• **EXERCISE PROMPT**
Your copy of the material below should match it exactly, except that it holds no pictures.

• **ITEMS**

====

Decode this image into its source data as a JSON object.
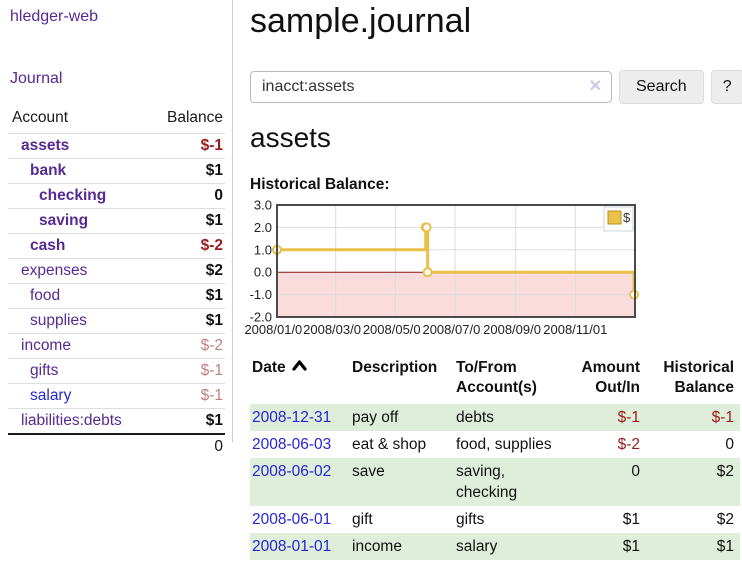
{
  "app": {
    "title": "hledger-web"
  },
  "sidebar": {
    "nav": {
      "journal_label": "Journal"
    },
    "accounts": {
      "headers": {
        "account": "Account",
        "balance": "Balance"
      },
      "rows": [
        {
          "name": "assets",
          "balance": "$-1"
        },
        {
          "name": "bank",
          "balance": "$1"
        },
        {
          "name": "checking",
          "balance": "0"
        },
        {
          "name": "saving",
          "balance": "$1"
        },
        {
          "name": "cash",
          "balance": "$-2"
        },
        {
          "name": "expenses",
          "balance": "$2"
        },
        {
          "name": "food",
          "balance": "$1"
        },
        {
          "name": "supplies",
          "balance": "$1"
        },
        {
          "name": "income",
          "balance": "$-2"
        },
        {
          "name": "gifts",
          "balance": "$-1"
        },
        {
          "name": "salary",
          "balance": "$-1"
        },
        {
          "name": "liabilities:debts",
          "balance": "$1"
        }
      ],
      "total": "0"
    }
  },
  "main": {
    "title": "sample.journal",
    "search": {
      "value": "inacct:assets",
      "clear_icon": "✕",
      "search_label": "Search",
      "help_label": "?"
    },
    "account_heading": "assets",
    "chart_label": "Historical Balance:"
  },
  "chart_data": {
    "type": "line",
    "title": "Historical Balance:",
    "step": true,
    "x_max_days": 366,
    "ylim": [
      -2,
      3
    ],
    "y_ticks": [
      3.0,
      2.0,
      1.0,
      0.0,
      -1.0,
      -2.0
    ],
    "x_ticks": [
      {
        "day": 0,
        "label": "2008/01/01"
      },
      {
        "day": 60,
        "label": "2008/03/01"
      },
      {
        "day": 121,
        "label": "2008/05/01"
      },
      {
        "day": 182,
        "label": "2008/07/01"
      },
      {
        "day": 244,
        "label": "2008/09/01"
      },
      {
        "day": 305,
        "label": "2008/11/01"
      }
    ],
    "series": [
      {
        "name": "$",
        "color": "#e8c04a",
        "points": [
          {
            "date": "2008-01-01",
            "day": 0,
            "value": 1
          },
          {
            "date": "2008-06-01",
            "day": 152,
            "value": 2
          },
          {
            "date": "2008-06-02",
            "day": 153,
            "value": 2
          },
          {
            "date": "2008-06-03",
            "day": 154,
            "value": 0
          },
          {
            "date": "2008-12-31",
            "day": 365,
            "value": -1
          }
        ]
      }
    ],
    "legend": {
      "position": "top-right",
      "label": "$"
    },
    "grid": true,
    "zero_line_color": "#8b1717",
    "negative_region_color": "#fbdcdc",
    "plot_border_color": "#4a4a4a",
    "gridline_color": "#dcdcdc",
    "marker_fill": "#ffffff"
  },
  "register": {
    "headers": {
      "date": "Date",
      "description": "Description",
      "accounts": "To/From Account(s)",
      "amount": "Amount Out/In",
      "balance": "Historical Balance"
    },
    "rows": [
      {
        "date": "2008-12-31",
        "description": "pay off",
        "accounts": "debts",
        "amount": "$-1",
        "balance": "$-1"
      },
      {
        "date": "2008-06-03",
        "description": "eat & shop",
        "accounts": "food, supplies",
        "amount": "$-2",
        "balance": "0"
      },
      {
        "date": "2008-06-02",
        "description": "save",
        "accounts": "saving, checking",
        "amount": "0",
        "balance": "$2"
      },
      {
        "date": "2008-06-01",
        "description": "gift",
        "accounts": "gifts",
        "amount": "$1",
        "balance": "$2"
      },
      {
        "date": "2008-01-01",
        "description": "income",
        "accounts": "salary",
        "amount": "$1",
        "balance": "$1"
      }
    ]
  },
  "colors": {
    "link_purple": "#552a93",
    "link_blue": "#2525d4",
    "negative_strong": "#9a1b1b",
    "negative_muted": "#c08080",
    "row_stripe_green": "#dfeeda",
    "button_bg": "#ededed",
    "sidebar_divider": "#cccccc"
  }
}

====

• **RESULT OF THE EXERCISE**
Decode this image into its source data as a JSON object.
{
  "app": {
    "title": "hledger-web"
  },
  "sidebar": {
    "nav": {
      "journal_label": "Journal"
    },
    "accounts": {
      "headers": {
        "account": "Account",
        "balance": "Balance"
      },
      "rows": [
        {
          "name": "assets",
          "balance": "$-1"
        },
        {
          "name": "bank",
          "balance": "$1"
        },
        {
          "name": "checking",
          "balance": "0"
        },
        {
          "name": "saving",
          "balance": "$1"
        },
        {
          "name": "cash",
          "balance": "$-2"
        },
        {
          "name": "expenses",
          "balance": "$2"
        },
        {
          "name": "food",
          "balance": "$1"
        },
        {
          "name": "supplies",
          "balance": "$1"
        },
        {
          "name": "income",
          "balance": "$-2"
        },
        {
          "name": "gifts",
          "balance": "$-1"
        },
        {
          "name": "salary",
          "balance": "$-1"
        },
        {
          "name": "liabilities:debts",
          "balance": "$1"
        }
      ],
      "total": "0"
    }
  },
  "main": {
    "title": "sample.journal",
    "search": {
      "value": "inacct:assets",
      "clear_icon": "✕",
      "search_label": "Search",
      "help_label": "?"
    },
    "account_heading": "assets",
    "chart_label": "Historical Balance:"
  },
  "chart_data": {
    "type": "line",
    "title": "Historical Balance:",
    "step": true,
    "x_max_days": 366,
    "ylim": [
      -2,
      3
    ],
    "y_ticks": [
      3.0,
      2.0,
      1.0,
      0.0,
      -1.0,
      -2.0
    ],
    "x_ticks": [
      {
        "day": 0,
        "label": "2008/01/01"
      },
      {
        "day": 60,
        "label": "2008/03/01"
      },
      {
        "day": 121,
        "label": "2008/05/01"
      },
      {
        "day": 182,
        "label": "2008/07/01"
      },
      {
        "day": 244,
        "label": "2008/09/01"
      },
      {
        "day": 305,
        "label": "2008/11/01"
      }
    ],
    "series": [
      {
        "name": "$",
        "color": "#e8c04a",
        "points": [
          {
            "date": "2008-01-01",
            "day": 0,
            "value": 1
          },
          {
            "date": "2008-06-01",
            "day": 152,
            "value": 2
          },
          {
            "date": "2008-06-02",
            "day": 153,
            "value": 2
          },
          {
            "date": "2008-06-03",
            "day": 154,
            "value": 0
          },
          {
            "date": "2008-12-31",
            "day": 365,
            "value": -1
          }
        ]
      }
    ],
    "legend": {
      "position": "top-right",
      "label": "$"
    },
    "grid": true,
    "zero_line_color": "#8b1717",
    "negative_region_color": "#fbdcdc",
    "plot_border_color": "#4a4a4a",
    "gridline_color": "#dcdcdc",
    "marker_fill": "#ffffff"
  },
  "register": {
    "headers": {
      "date": "Date",
      "description": "Description",
      "accounts": "To/From Account(s)",
      "amount": "Amount Out/In",
      "balance": "Historical Balance"
    },
    "rows": [
      {
        "date": "2008-12-31",
        "description": "pay off",
        "accounts": "debts",
        "amount": "$-1",
        "balance": "$-1"
      },
      {
        "date": "2008-06-03",
        "description": "eat & shop",
        "accounts": "food, supplies",
        "amount": "$-2",
        "balance": "0"
      },
      {
        "date": "2008-06-02",
        "description": "save",
        "accounts": "saving, checking",
        "amount": "0",
        "balance": "$2"
      },
      {
        "date": "2008-06-01",
        "description": "gift",
        "accounts": "gifts",
        "amount": "$1",
        "balance": "$2"
      },
      {
        "date": "2008-01-01",
        "description": "income",
        "accounts": "salary",
        "amount": "$1",
        "balance": "$1"
      }
    ]
  },
  "colors": {
    "link_purple": "#552a93",
    "link_blue": "#2525d4",
    "negative_strong": "#9a1b1b",
    "negative_muted": "#c08080",
    "row_stripe_green": "#dfeeda",
    "button_bg": "#ededed",
    "sidebar_divider": "#cccccc"
  }
}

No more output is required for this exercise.